Print every entry word for word, but omit the pictures.

------------------------------------------------------------------------

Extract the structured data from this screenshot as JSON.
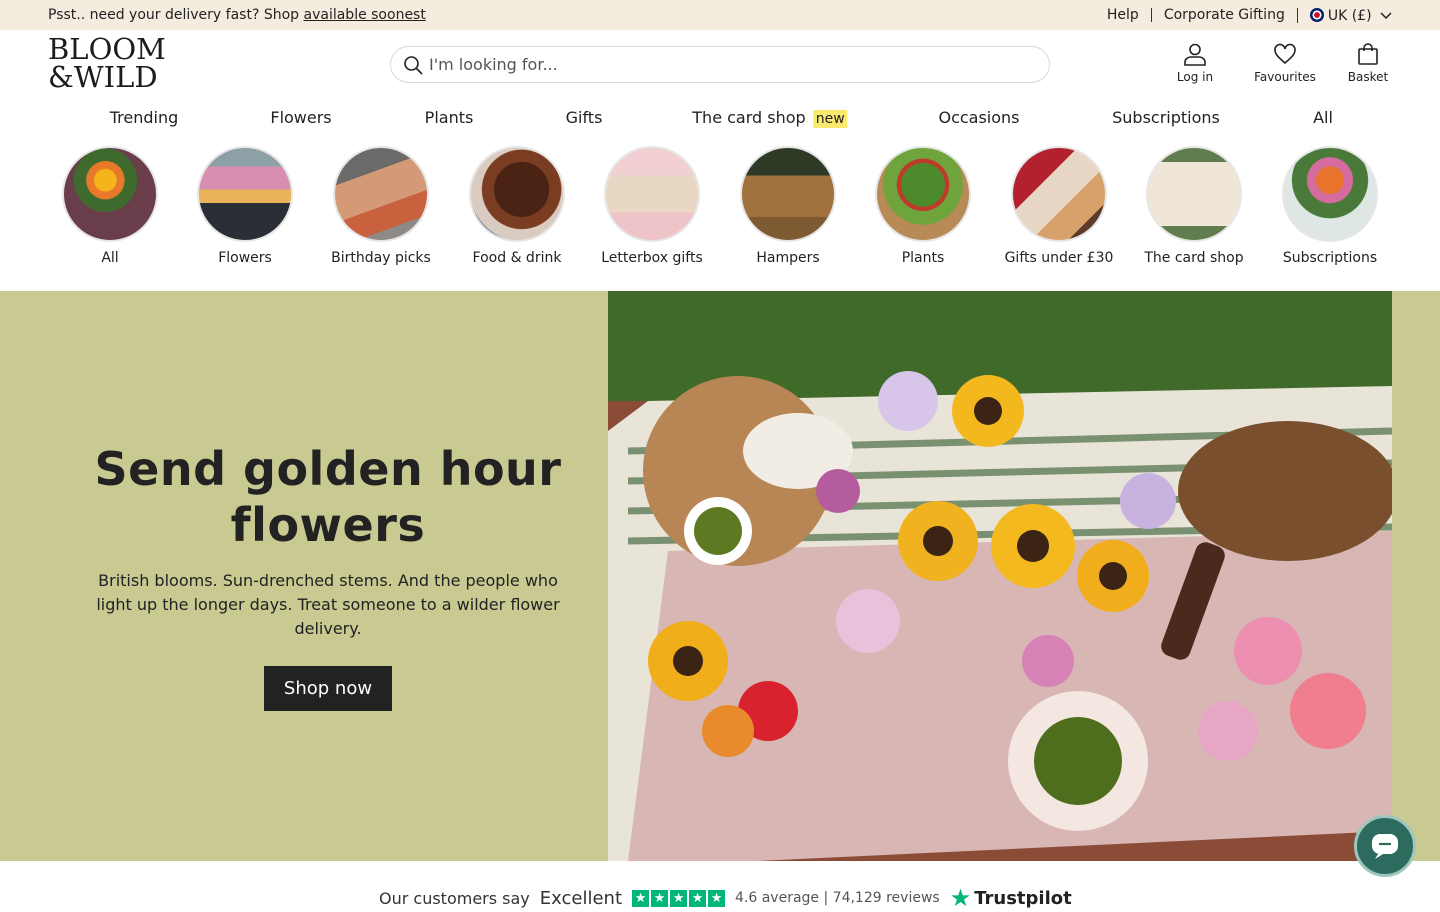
{
  "top_banner": {
    "message": "Psst.. need your delivery fast? Shop ",
    "link": "available soonest",
    "help": "Help",
    "corporate": "Corporate Gifting",
    "currency": "UK (£)"
  },
  "logo": {
    "line1": "BLOOM",
    "line2": "&WILD"
  },
  "search": {
    "placeholder": "I'm looking for..."
  },
  "header_icons": {
    "login": "Log in",
    "favourites": "Favourites",
    "basket": "Basket"
  },
  "nav": {
    "items": [
      "Trending",
      "Flowers",
      "Plants",
      "Gifts",
      "The card shop",
      "Occasions",
      "Subscriptions",
      "All"
    ],
    "new_badge": "new"
  },
  "categories": [
    "All",
    "Flowers",
    "Birthday picks",
    "Food & drink",
    "Letterbox gifts",
    "Hampers",
    "Plants",
    "Gifts under £30",
    "The card shop",
    "Subscriptions"
  ],
  "hero": {
    "title": "Send golden hour flowers",
    "body": "British blooms. Sun-drenched stems. And the people who light up the longer days. Treat someone to a wilder flower delivery.",
    "cta": "Shop now",
    "bg_color": "#c8ca91"
  },
  "trust": {
    "intro": "Our customers say",
    "rating_word": "Excellent",
    "average": "4.6 average | 74,129 reviews",
    "brand": "Trustpilot"
  },
  "colors": {
    "banner": "#f5ece0",
    "cta": "#222222",
    "new_badge": "#fbe96f",
    "trustpilot_green": "#00b67a",
    "chat": "#2e6b5f"
  }
}
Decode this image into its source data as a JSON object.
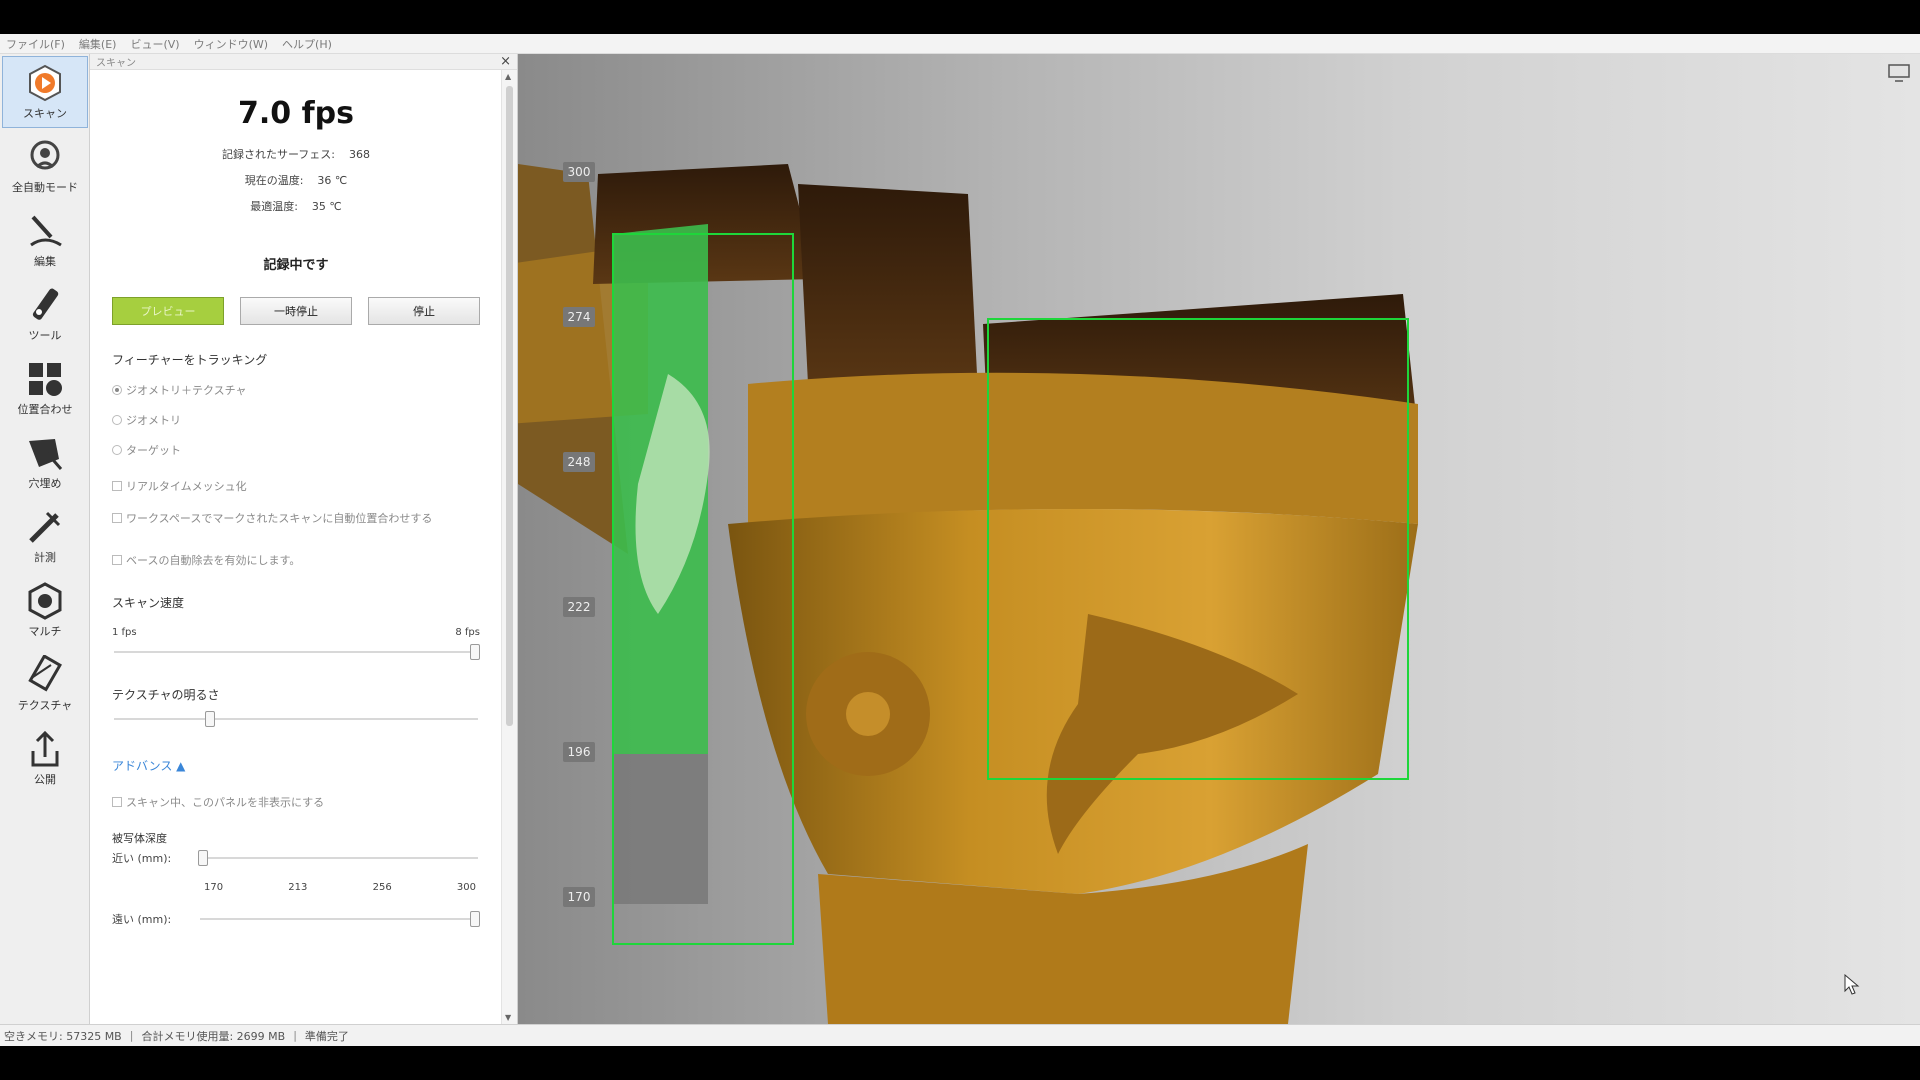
{
  "menu": [
    "ファイル(F)",
    "編集(E)",
    "ビュー(V)",
    "ウィンドウ(W)",
    "ヘルプ(H)"
  ],
  "toolbar": [
    {
      "label": "スキャン",
      "icon": "scan-icon",
      "active": true
    },
    {
      "label": "全自動モード",
      "icon": "auto-mode-icon"
    },
    {
      "label": "編集",
      "icon": "edit-icon"
    },
    {
      "label": "ツール",
      "icon": "tools-icon"
    },
    {
      "label": "位置合わせ",
      "icon": "align-icon"
    },
    {
      "label": "穴埋め",
      "icon": "fill-holes-icon"
    },
    {
      "label": "計測",
      "icon": "measure-icon"
    },
    {
      "label": "マルチ",
      "icon": "multi-icon"
    },
    {
      "label": "テクスチャ",
      "icon": "texture-icon"
    },
    {
      "label": "公開",
      "icon": "publish-icon"
    }
  ],
  "panel": {
    "title": "スキャン",
    "fps": "7.0 fps",
    "stats": [
      {
        "label": "記録されたサーフェス:",
        "value": "368"
      },
      {
        "label": "現在の温度:",
        "value": "36 ℃"
      },
      {
        "label": "最適温度:",
        "value": "35 ℃"
      }
    ],
    "status": "記録中です",
    "buttons": {
      "preview": "プレビュー",
      "pause": "一時停止",
      "stop": "停止"
    },
    "tracking": {
      "label": "フィーチャーをトラッキング",
      "options": [
        "ジオメトリ＋テクスチャ",
        "ジオメトリ",
        "ターゲット"
      ],
      "selected": 0
    },
    "checks": [
      "リアルタイムメッシュ化",
      "ワークスペースでマークされたスキャンに自動位置合わせする",
      "ベースの自動除去を有効にします。"
    ],
    "scan_speed": {
      "label": "スキャン速度",
      "min_label": "1 fps",
      "max_label": "8 fps",
      "fraction": 1.0
    },
    "texture_brightness": {
      "label": "テクスチャの明るさ",
      "fraction": 0.26
    },
    "advanced": "アドバンス ▲",
    "hide_panel": "スキャン中、このパネルを非表示にする",
    "depth": {
      "label": "被写体深度",
      "near_label": "近い (mm):",
      "far_label": "遠い (mm):",
      "ticks": [
        "170",
        "213",
        "256",
        "300"
      ],
      "near_fraction": 0.0,
      "far_fraction": 1.0
    }
  },
  "viewport": {
    "depth_labels": [
      "300",
      "274",
      "248",
      "222",
      "196",
      "170"
    ]
  },
  "statusbar": {
    "free_memory": "空きメモリ: 57325 MB",
    "used_memory": "合計メモリ使用量: 2699 MB",
    "state": "準備完了"
  }
}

------------------------------------------------------------------------

• [COMPLETE OUTPUT]
Extract the structured data from this screenshot as JSON.
{
  "top_banner": {
    "message": "Psst.. need your delivery fast? Shop ",
    "link": "available soonest",
    "help": "Help",
    "corporate": "Corporate Gifting",
    "currency": "UK (£)"
  },
  "logo": {
    "line1": "BLOOM",
    "line2": "&WILD"
  },
  "search": {
    "placeholder": "I'm looking for..."
  },
  "header_icons": {
    "login": "Log in",
    "favourites": "Favourites",
    "basket": "Basket"
  },
  "nav": {
    "items": [
      "Trending",
      "Flowers",
      "Plants",
      "Gifts",
      "The card shop",
      "Occasions",
      "Subscriptions",
      "All"
    ],
    "new_badge": "new"
  },
  "categories": [
    "All",
    "Flowers",
    "Birthday picks",
    "Food & drink",
    "Letterbox gifts",
    "Hampers",
    "Plants",
    "Gifts under £30",
    "The card shop",
    "Subscriptions"
  ],
  "hero": {
    "title": "Send golden hour flowers",
    "body": "British blooms. Sun-drenched stems. And the people who light up the longer days. Treat someone to a wilder flower delivery.",
    "cta": "Shop now",
    "bg_color": "#c8ca91"
  },
  "trust": {
    "intro": "Our customers say",
    "rating_word": "Excellent",
    "average": "4.6 average | 74,129 reviews",
    "brand": "Trustpilot"
  },
  "colors": {
    "banner": "#f5ece0",
    "cta": "#222222",
    "new_badge": "#fbe96f",
    "trustpilot_green": "#00b67a",
    "chat": "#2e6b5f"
  }
}
Decode this image into its source data as a JSON object.
{
  "menu": [
    "ファイル(F)",
    "編集(E)",
    "ビュー(V)",
    "ウィンドウ(W)",
    "ヘルプ(H)"
  ],
  "toolbar": [
    {
      "label": "スキャン",
      "icon": "scan-icon",
      "active": true
    },
    {
      "label": "全自動モード",
      "icon": "auto-mode-icon"
    },
    {
      "label": "編集",
      "icon": "edit-icon"
    },
    {
      "label": "ツール",
      "icon": "tools-icon"
    },
    {
      "label": "位置合わせ",
      "icon": "align-icon"
    },
    {
      "label": "穴埋め",
      "icon": "fill-holes-icon"
    },
    {
      "label": "計測",
      "icon": "measure-icon"
    },
    {
      "label": "マルチ",
      "icon": "multi-icon"
    },
    {
      "label": "テクスチャ",
      "icon": "texture-icon"
    },
    {
      "label": "公開",
      "icon": "publish-icon"
    }
  ],
  "panel": {
    "title": "スキャン",
    "fps": "7.0 fps",
    "stats": [
      {
        "label": "記録されたサーフェス:",
        "value": "368"
      },
      {
        "label": "現在の温度:",
        "value": "36 ℃"
      },
      {
        "label": "最適温度:",
        "value": "35 ℃"
      }
    ],
    "status": "記録中です",
    "buttons": {
      "preview": "プレビュー",
      "pause": "一時停止",
      "stop": "停止"
    },
    "tracking": {
      "label": "フィーチャーをトラッキング",
      "options": [
        "ジオメトリ＋テクスチャ",
        "ジオメトリ",
        "ターゲット"
      ],
      "selected": 0
    },
    "checks": [
      "リアルタイムメッシュ化",
      "ワークスペースでマークされたスキャンに自動位置合わせする",
      "ベースの自動除去を有効にします。"
    ],
    "scan_speed": {
      "label": "スキャン速度",
      "min_label": "1 fps",
      "max_label": "8 fps",
      "fraction": 1.0
    },
    "texture_brightness": {
      "label": "テクスチャの明るさ",
      "fraction": 0.26
    },
    "advanced": "アドバンス ▲",
    "hide_panel": "スキャン中、このパネルを非表示にする",
    "depth": {
      "label": "被写体深度",
      "near_label": "近い (mm):",
      "far_label": "遠い (mm):",
      "ticks": [
        "170",
        "213",
        "256",
        "300"
      ],
      "near_fraction": 0.0,
      "far_fraction": 1.0
    }
  },
  "viewport": {
    "depth_labels": [
      "300",
      "274",
      "248",
      "222",
      "196",
      "170"
    ]
  },
  "statusbar": {
    "free_memory": "空きメモリ: 57325 MB",
    "used_memory": "合計メモリ使用量: 2699 MB",
    "state": "準備完了"
  }
}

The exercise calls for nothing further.